**Short task**
Each line containing the word "市政府建设工程实施中心" should be found and copied.

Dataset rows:
* * * * * * *

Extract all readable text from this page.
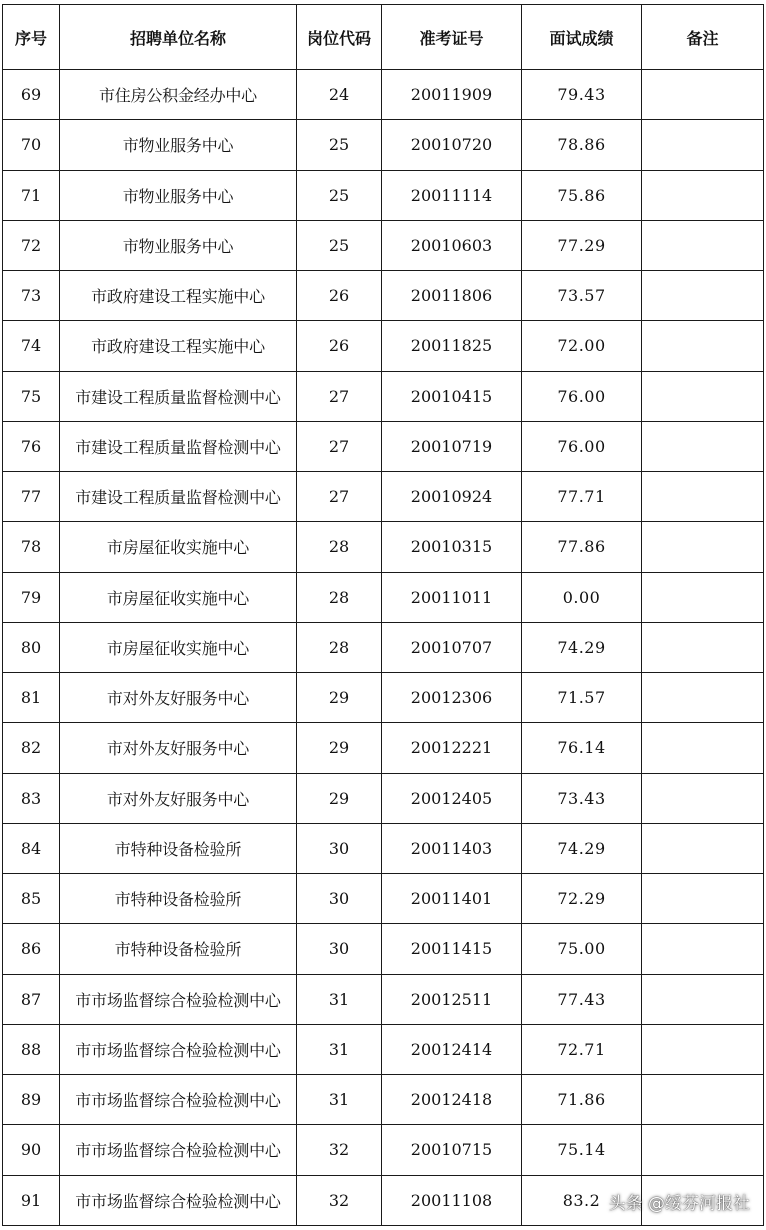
序号	招聘单位名称	岗位代码	准考证号	面试成绩	备注
69	市住房公积金经办中心	24	20011909	79.43	
70	市物业服务中心	25	20010720	78.86	
71	市物业服务中心	25	20011114	75.86	
72	市物业服务中心	25	20010603	77.29	
73	市政府建设工程实施中心	26	20011806	73.57	
74	市政府建设工程实施中心	26	20011825	72.00	
75	市建设工程质量监督检测中心	27	20010415	76.00	
76	市建设工程质量监督检测中心	27	20010719	76.00	
77	市建设工程质量监督检测中心	27	20010924	77.71	
78	市房屋征收实施中心	28	20010315	77.86	
79	市房屋征收实施中心	28	20011011	0.00	
80	市房屋征收实施中心	28	20010707	74.29	
81	市对外友好服务中心	29	20012306	71.57	
82	市对外友好服务中心	29	20012221	76.14	
83	市对外友好服务中心	29	20012405	73.43	
84	市特种设备检验所	30	20011403	74.29	
85	市特种设备检验所	30	20011401	72.29	
86	市特种设备检验所	30	20011415	75.00	
87	市市场监督综合检验检测中心	31	20012511	77.43	
88	市市场监督综合检验检测中心	31	20012414	72.71	
89	市市场监督综合检验检测中心	31	20012418	71.86	
90	市市场监督综合检验检测中心	32	20010715	75.14	
91	市市场监督综合检验检测中心	32	20011108	83.2	头条 @绥芬河报社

* * * * * * *

**Full answer**
73	市政府建设工程实施中心	26	20011806	73.57	
74	市政府建设工程实施中心	26	20011825	72.00	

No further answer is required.